= SHORT TASK =
Copy all the entries word for word, but omit the pictures.
· · · ·
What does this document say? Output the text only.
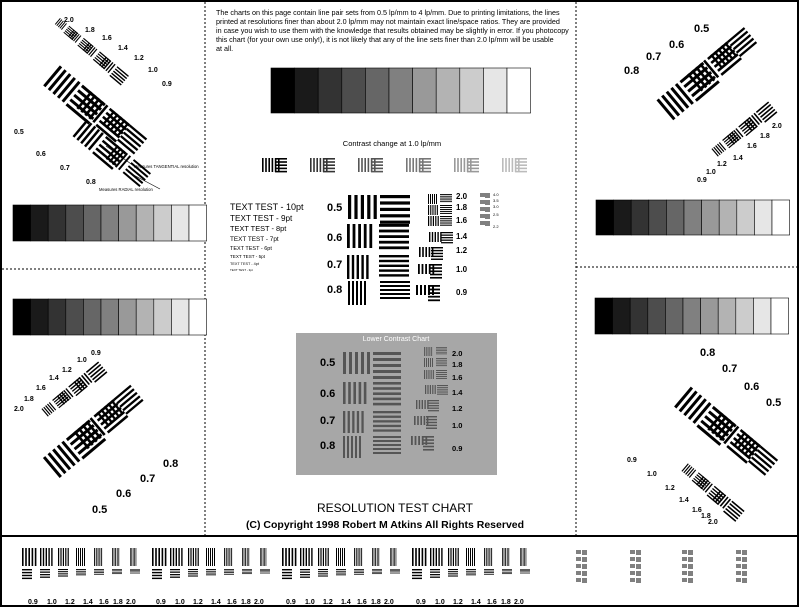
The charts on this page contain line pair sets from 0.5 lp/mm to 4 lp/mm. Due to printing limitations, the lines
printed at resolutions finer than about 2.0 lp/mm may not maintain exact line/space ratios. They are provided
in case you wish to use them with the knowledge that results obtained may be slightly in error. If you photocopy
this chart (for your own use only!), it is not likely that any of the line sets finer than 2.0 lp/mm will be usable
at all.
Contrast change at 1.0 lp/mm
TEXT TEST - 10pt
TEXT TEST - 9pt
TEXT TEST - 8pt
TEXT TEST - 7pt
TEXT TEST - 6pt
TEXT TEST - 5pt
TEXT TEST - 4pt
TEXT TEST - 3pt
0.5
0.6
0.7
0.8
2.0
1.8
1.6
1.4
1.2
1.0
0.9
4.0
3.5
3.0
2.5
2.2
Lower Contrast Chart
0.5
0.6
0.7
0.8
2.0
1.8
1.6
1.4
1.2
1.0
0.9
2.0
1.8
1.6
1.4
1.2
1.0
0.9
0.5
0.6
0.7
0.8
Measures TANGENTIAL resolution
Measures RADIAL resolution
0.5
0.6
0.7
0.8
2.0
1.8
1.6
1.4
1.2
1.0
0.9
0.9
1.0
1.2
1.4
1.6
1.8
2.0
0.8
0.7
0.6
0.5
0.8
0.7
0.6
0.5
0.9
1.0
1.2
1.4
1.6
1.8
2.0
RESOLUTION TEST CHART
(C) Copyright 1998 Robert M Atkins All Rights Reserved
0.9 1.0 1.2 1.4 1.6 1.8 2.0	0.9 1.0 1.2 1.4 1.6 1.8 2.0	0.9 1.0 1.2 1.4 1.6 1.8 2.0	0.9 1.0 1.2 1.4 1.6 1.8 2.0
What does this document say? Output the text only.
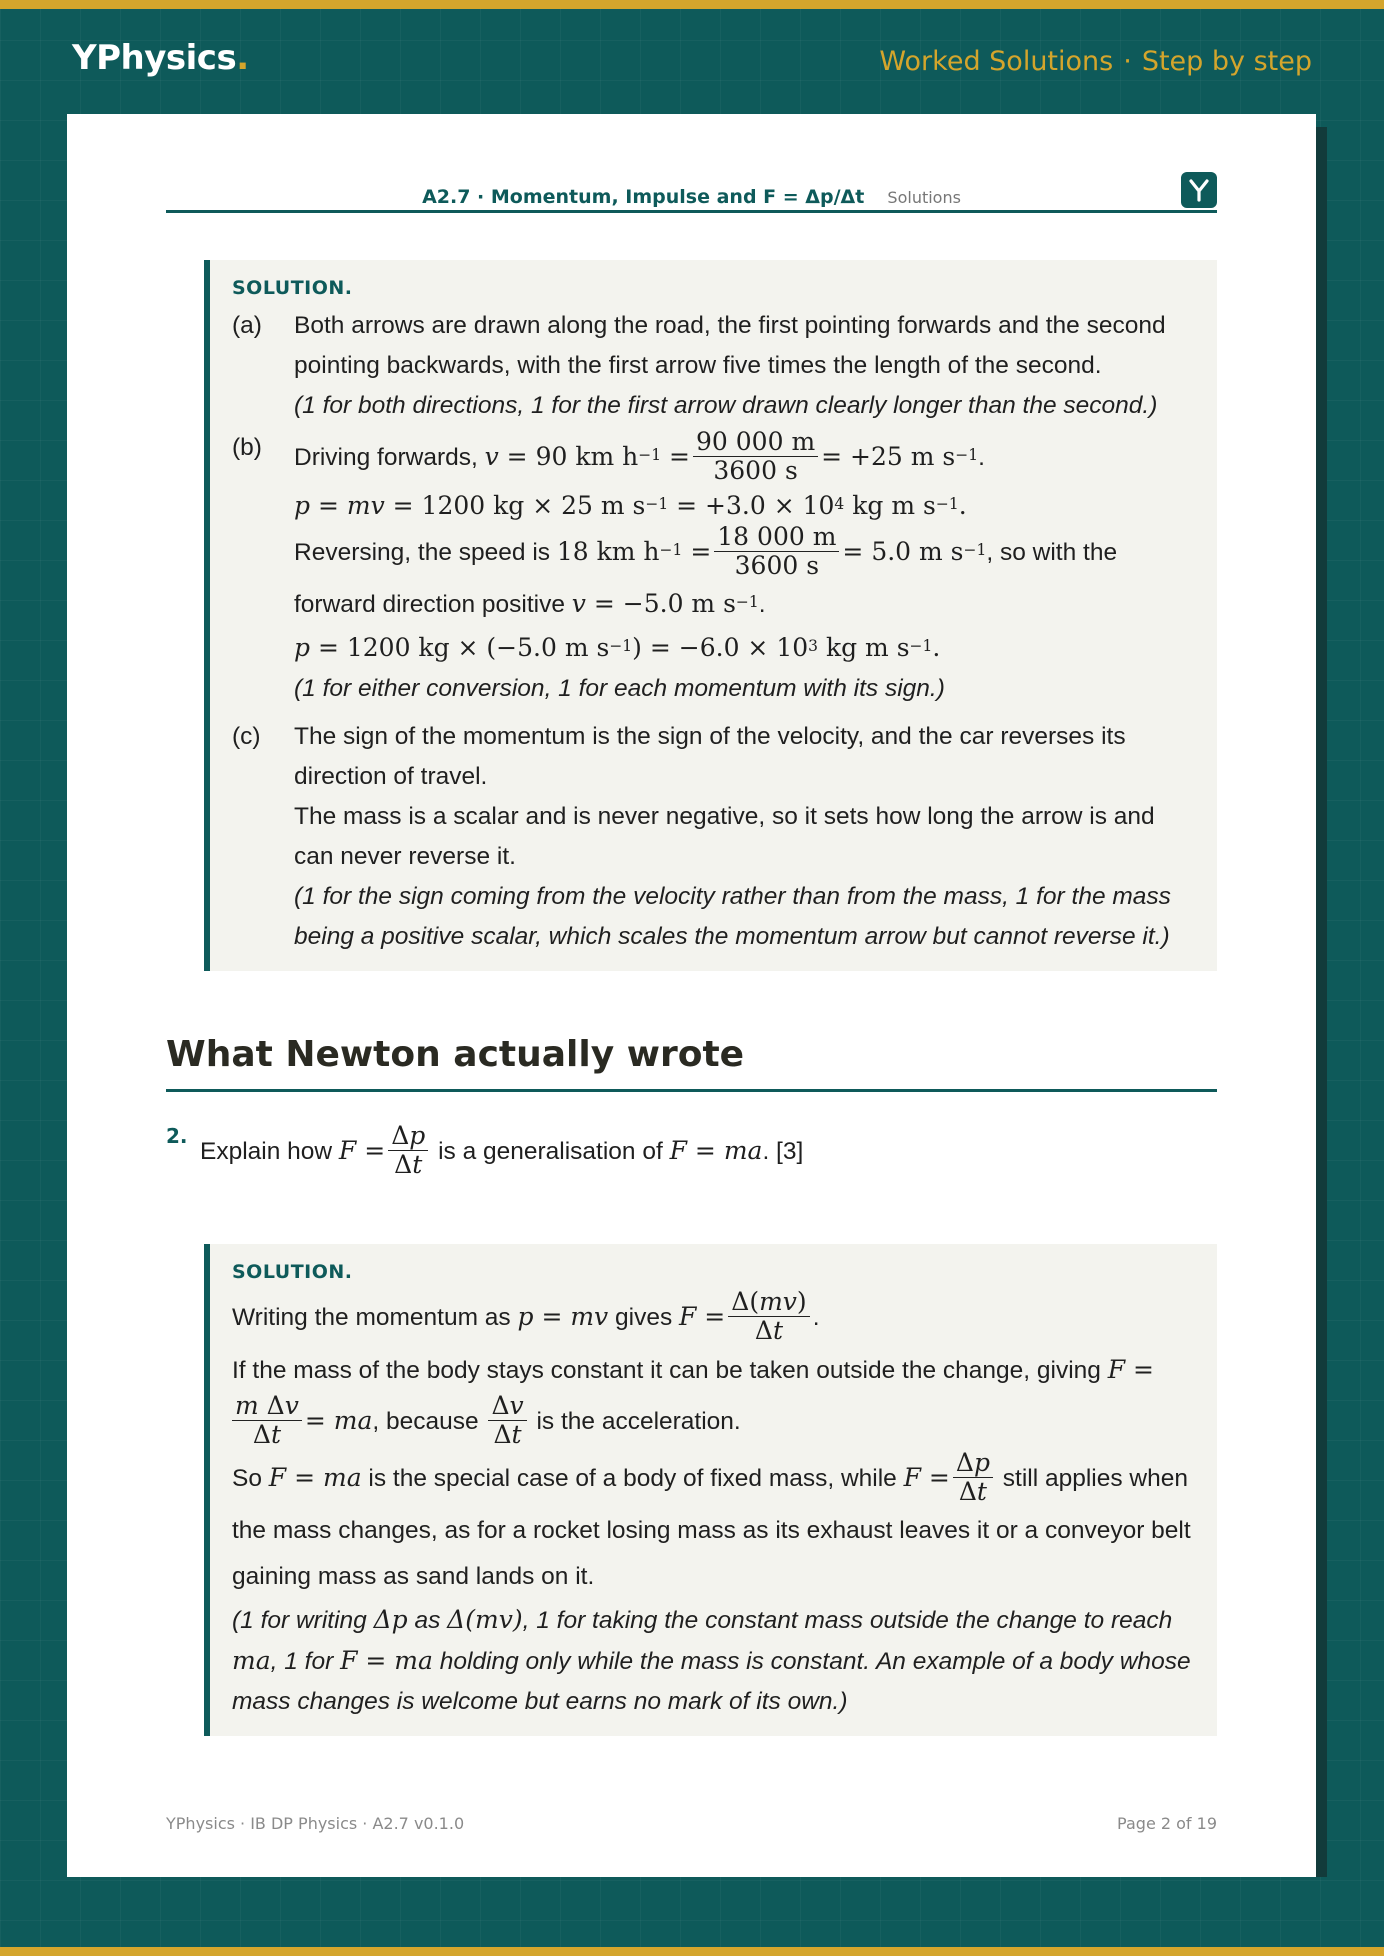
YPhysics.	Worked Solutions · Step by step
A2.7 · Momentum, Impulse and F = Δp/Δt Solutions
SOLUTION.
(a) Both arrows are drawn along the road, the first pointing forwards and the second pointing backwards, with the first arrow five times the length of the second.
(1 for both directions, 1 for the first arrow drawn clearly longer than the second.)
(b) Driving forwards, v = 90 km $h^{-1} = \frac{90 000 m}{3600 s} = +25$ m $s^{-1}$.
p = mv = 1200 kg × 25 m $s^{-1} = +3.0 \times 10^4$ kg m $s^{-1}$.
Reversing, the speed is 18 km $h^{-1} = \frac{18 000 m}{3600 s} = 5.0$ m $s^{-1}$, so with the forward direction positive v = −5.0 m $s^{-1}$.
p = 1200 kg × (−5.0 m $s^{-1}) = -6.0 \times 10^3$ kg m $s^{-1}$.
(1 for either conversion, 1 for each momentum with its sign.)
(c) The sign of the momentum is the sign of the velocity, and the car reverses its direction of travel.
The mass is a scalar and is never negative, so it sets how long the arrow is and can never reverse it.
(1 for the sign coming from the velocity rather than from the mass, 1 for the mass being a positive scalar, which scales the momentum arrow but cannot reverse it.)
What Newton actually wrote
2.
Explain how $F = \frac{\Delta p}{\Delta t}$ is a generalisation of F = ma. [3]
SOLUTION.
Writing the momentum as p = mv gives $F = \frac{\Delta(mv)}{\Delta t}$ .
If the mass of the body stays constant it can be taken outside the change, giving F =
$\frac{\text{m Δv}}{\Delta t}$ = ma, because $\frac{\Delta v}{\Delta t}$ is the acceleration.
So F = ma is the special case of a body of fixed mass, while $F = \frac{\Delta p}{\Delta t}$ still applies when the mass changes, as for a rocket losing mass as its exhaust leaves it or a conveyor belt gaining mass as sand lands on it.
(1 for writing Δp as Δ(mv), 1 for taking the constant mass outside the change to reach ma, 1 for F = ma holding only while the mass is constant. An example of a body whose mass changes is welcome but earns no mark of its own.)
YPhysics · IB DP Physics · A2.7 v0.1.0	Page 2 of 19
· · · ·
= EXPECTED ANSWER =
What does this document say? Output the text only.
The charts on this page contain line pair sets from 0.5 lp/mm to 4 lp/mm. Due to printing limitations, the lines
printed at resolutions finer than about 2.0 lp/mm may not maintain exact line/space ratios. They are provided
in case you wish to use them with the knowledge that results obtained may be slightly in error. If you photocopy
this chart (for your own use only!), it is not likely that any of the line sets finer than 2.0 lp/mm will be usable
at all.
Contrast change at 1.0 lp/mm
TEXT TEST - 10pt
TEXT TEST - 9pt
TEXT TEST - 8pt
TEXT TEST - 7pt
TEXT TEST - 6pt
TEXT TEST - 5pt
TEXT TEST - 4pt
TEXT TEST - 3pt
0.5
0.6
0.7
0.8
2.0
1.8
1.6
1.4
1.2
1.0
0.9
4.0
3.5
3.0
2.5
2.2
Lower Contrast Chart
0.5
0.6
0.7
0.8
2.0
1.8
1.6
1.4
1.2
1.0
0.9
2.0
1.8
1.6
1.4
1.2
1.0
0.9
0.5
0.6
0.7
0.8
Measures TANGENTIAL resolution
Measures RADIAL resolution
0.5
0.6
0.7
0.8
2.0
1.8
1.6
1.4
1.2
1.0
0.9
0.9
1.0
1.2
1.4
1.6
1.8
2.0
0.8
0.7
0.6
0.5
0.8
0.7
0.6
0.5
0.9
1.0
1.2
1.4
1.6
1.8
2.0
RESOLUTION TEST CHART
(C) Copyright 1998 Robert M Atkins All Rights Reserved
0.9 1.0 1.2 1.4 1.6 1.8 2.0	0.9 1.0 1.2 1.4 1.6 1.8 2.0	0.9 1.0 1.2 1.4 1.6 1.8 2.0	0.9 1.0 1.2 1.4 1.6 1.8 2.0
What does this document say? Output the text only.
YPhysics.	Worked Solutions · Step by step
A2.7 · Momentum, Impulse and F = Δp/Δt Solutions
SOLUTION.
(a) Both arrows are drawn along the road, the first pointing forwards and the second pointing backwards, with the first arrow five times the length of the second.
(1 for both directions, 1 for the first arrow drawn clearly longer than the second.)
(b) Driving forwards, v = 90 km $h^{-1} = \frac{90 000 m}{3600 s} = +25$ m $s^{-1}$.
p = mv = 1200 kg × 25 m $s^{-1} = +3.0 \times 10^4$ kg m $s^{-1}$.
Reversing, the speed is 18 km $h^{-1} = \frac{18 000 m}{3600 s} = 5.0$ m $s^{-1}$, so with the forward direction positive v = −5.0 m $s^{-1}$.
p = 1200 kg × (−5.0 m $s^{-1}) = -6.0 \times 10^3$ kg m $s^{-1}$.
(1 for either conversion, 1 for each momentum with its sign.)
(c) The sign of the momentum is the sign of the velocity, and the car reverses its direction of travel.
The mass is a scalar and is never negative, so it sets how long the arrow is and can never reverse it.
(1 for the sign coming from the velocity rather than from the mass, 1 for the mass being a positive scalar, which scales the momentum arrow but cannot reverse it.)
What Newton actually wrote
2.
Explain how $F = \frac{\Delta p}{\Delta t}$ is a generalisation of F = ma. [3]
SOLUTION.
Writing the momentum as p = mv gives $F = \frac{\Delta(mv)}{\Delta t}$ .
If the mass of the body stays constant it can be taken outside the change, giving F =
$\frac{\text{m Δv}}{\Delta t}$ = ma, because $\frac{\Delta v}{\Delta t}$ is the acceleration.
So F = ma is the special case of a body of fixed mass, while $F = \frac{\Delta p}{\Delta t}$ still applies when the mass changes, as for a rocket losing mass as its exhaust leaves it or a conveyor belt gaining mass as sand lands on it.
(1 for writing Δp as Δ(mv), 1 for taking the constant mass outside the change to reach ma, 1 for F = ma holding only while the mass is constant. An example of a body whose mass changes is welcome but earns no mark of its own.)
YPhysics · IB DP Physics · A2.7 v0.1.0	Page 2 of 19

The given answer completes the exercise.